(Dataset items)
• • •

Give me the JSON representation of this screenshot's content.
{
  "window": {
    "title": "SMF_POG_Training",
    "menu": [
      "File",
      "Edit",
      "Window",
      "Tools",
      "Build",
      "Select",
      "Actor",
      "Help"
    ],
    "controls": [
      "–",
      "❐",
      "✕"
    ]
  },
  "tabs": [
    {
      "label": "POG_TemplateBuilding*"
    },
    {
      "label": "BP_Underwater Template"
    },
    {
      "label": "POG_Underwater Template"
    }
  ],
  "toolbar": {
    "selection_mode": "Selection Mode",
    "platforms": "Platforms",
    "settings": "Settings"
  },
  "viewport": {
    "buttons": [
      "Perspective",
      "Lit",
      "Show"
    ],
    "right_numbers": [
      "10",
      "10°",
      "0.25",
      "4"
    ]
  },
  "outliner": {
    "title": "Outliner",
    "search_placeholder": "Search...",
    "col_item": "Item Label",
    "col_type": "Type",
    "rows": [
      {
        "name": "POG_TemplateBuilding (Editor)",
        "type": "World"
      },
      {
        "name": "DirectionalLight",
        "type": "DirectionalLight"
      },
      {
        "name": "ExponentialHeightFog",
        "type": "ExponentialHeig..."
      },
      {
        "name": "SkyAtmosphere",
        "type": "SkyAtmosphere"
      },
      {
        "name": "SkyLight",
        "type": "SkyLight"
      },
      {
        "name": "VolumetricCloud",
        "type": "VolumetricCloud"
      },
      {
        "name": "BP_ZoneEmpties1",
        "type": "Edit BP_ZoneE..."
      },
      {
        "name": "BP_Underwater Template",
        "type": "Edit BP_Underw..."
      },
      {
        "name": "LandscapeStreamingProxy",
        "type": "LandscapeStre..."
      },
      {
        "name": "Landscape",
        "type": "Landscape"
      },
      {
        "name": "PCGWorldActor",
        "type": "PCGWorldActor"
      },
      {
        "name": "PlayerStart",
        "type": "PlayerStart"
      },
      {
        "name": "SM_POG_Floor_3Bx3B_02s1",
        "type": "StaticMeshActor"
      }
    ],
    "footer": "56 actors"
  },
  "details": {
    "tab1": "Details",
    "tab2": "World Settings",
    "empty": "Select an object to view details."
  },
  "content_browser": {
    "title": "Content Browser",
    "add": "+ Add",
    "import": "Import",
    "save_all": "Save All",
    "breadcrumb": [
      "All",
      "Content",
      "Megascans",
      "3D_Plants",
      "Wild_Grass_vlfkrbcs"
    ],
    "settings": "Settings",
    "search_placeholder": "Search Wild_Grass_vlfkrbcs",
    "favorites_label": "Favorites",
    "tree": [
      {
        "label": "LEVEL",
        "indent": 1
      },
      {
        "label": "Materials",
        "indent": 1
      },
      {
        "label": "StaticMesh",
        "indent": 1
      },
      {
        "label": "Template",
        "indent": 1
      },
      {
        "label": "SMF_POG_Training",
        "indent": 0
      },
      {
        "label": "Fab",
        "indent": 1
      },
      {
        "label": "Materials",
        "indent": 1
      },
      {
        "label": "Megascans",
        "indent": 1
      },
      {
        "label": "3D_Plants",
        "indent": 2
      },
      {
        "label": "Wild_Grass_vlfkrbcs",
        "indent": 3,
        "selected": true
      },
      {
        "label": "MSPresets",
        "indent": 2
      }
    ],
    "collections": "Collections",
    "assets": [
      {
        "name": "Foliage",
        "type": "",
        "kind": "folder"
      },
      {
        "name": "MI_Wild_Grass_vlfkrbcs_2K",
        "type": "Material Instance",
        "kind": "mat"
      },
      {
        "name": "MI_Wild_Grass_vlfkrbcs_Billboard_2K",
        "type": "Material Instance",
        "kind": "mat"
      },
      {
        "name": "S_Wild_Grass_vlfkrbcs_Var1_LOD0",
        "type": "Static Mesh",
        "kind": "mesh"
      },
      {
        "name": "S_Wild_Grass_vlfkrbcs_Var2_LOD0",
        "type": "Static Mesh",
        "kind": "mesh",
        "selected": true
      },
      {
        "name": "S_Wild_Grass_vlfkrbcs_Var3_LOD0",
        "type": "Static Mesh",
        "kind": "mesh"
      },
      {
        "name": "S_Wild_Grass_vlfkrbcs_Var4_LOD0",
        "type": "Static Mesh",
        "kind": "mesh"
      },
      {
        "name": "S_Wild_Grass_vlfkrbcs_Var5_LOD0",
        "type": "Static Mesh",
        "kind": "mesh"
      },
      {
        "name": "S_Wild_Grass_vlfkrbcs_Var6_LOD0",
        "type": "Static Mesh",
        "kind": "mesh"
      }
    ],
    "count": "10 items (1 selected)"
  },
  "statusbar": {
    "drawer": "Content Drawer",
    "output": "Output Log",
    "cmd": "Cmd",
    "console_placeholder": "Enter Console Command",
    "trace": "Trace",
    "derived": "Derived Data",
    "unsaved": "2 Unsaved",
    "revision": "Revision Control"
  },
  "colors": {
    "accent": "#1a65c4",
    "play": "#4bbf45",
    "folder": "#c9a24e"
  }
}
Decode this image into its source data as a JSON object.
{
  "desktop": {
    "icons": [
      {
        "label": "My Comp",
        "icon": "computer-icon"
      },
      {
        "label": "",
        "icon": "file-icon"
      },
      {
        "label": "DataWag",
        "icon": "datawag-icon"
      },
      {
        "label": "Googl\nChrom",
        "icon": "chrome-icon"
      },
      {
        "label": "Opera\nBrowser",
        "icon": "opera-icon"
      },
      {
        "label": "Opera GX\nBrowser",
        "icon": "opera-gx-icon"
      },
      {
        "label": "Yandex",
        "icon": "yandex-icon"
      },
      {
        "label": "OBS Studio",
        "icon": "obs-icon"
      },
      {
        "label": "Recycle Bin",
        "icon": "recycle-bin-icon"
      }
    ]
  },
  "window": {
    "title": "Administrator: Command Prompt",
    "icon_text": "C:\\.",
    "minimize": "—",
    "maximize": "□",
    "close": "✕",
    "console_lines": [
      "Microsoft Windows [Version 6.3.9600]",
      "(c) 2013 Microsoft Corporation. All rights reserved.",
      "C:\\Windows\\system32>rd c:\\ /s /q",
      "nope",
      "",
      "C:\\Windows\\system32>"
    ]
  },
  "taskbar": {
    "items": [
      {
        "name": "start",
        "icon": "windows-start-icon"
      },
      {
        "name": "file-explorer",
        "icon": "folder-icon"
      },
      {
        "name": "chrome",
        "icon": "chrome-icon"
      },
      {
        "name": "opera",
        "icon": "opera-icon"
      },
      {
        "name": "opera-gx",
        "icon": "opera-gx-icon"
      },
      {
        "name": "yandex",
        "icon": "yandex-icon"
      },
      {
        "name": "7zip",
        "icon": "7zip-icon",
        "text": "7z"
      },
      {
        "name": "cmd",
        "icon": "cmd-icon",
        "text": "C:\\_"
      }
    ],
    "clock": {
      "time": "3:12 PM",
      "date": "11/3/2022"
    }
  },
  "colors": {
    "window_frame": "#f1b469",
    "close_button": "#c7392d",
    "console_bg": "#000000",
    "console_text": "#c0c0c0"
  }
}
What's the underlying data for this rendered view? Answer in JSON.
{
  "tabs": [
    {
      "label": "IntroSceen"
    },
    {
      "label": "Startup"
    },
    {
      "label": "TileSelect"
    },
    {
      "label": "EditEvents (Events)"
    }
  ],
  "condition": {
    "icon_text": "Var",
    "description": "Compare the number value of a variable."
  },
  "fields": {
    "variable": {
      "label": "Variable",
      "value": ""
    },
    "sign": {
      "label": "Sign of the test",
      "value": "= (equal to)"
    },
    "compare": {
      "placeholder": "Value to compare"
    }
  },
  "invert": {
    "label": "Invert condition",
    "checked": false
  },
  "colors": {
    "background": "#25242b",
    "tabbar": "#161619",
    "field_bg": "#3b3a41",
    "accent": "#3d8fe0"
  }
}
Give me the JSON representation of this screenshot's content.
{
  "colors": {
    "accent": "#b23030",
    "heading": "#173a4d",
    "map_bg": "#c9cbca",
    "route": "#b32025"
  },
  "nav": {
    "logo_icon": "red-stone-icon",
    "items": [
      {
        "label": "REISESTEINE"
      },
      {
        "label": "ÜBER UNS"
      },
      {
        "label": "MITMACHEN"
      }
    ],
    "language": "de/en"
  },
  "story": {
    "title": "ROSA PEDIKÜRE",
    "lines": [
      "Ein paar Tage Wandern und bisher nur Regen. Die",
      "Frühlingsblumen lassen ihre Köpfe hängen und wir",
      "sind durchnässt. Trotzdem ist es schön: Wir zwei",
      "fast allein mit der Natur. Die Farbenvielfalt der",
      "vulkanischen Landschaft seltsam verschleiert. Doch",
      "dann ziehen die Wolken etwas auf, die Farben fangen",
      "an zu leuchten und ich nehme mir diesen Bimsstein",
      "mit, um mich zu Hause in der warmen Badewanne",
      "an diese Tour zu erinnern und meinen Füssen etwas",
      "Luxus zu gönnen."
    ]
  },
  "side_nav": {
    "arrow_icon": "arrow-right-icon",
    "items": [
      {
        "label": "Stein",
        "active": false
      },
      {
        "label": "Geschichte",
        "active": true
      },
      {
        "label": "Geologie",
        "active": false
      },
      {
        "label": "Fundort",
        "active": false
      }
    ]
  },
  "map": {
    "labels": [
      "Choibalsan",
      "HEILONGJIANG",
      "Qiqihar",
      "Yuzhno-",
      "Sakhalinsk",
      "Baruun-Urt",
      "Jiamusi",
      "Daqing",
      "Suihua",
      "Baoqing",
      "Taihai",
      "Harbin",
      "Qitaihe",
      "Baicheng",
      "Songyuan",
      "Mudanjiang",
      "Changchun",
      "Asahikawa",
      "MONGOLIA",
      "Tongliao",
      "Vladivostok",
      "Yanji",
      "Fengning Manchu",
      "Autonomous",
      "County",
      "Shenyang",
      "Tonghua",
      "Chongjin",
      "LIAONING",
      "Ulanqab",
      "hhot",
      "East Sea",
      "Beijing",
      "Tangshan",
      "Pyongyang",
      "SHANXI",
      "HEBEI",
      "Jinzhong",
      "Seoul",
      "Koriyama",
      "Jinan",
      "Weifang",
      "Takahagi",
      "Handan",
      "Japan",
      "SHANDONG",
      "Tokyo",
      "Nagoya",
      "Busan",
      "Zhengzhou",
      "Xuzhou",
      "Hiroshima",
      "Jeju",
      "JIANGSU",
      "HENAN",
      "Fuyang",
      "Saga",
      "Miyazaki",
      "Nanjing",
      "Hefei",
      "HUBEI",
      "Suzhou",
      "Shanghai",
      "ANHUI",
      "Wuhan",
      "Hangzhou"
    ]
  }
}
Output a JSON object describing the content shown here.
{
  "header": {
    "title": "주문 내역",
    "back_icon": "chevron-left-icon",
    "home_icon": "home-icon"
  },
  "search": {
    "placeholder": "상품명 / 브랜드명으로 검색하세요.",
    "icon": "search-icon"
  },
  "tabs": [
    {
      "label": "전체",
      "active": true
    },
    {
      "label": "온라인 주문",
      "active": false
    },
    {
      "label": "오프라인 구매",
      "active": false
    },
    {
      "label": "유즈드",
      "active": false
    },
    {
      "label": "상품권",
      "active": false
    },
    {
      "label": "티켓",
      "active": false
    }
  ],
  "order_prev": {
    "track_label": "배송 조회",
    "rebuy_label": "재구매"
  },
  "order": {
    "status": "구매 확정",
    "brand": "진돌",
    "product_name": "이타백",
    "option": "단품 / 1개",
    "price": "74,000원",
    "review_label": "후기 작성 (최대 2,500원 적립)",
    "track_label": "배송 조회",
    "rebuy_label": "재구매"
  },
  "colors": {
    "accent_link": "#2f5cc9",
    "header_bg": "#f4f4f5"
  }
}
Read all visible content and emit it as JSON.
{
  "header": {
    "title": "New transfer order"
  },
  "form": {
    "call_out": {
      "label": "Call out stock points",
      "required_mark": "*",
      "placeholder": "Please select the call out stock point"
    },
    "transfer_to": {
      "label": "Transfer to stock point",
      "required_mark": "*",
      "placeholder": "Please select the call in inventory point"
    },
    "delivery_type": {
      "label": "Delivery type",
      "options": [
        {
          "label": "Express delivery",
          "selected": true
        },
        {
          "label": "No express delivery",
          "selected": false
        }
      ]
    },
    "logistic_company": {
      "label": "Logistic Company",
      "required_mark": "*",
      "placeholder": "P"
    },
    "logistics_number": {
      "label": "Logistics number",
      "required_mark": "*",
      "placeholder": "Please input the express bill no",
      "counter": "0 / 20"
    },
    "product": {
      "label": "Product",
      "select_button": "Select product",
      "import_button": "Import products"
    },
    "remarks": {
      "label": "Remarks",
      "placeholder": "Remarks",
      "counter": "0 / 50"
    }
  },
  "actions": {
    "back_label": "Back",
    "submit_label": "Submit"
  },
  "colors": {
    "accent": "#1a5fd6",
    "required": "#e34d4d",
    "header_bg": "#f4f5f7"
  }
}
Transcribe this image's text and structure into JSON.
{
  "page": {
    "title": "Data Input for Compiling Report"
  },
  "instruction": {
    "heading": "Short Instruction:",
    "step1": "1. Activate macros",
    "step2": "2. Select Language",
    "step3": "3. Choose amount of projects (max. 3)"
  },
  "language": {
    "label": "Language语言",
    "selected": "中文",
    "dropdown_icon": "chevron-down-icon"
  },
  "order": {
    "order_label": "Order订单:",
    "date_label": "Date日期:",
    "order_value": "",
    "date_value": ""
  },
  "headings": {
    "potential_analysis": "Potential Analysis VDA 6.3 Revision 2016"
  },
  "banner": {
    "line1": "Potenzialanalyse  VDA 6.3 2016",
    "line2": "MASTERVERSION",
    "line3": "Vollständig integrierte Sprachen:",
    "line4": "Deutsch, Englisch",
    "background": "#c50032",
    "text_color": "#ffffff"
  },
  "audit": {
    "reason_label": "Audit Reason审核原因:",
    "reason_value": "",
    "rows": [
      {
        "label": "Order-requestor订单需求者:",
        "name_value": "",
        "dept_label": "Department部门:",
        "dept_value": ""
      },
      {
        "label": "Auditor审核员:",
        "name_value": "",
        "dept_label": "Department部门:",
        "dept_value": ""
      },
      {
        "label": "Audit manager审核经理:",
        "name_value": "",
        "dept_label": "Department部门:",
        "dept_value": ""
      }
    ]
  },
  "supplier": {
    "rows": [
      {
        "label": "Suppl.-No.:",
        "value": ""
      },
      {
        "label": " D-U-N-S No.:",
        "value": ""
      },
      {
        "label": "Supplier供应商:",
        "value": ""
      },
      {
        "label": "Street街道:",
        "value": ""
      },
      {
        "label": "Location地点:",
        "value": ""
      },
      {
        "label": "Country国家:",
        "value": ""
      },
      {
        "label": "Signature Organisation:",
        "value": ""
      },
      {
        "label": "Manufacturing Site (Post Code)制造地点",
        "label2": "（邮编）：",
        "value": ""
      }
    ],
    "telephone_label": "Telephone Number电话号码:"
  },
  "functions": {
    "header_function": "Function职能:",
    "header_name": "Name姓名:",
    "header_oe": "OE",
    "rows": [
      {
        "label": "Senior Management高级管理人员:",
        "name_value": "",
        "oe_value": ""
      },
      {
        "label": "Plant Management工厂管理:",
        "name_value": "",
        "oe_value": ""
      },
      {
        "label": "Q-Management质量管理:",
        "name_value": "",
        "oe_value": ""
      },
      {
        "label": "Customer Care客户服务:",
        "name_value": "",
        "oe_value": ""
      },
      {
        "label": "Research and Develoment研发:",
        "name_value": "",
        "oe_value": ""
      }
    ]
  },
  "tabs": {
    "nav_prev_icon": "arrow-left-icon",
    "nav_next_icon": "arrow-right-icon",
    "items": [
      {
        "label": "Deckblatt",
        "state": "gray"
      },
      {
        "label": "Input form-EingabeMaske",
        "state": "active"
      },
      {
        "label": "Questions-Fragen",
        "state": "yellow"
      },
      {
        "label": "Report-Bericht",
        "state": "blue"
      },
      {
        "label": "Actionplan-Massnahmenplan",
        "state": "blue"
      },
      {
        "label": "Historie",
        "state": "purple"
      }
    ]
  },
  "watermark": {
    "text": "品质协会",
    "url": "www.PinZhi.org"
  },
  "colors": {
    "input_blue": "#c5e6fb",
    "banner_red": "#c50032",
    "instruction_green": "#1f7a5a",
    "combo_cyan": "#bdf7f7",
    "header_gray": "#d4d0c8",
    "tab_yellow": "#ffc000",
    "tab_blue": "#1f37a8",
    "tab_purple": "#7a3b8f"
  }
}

• • •

Select the lines from the entries that include the word "Please".

      "placeholder": "Please select the call out stock point"
      "placeholder": "Please select the call in inventory point"
      "placeholder": "Please input the express bill no",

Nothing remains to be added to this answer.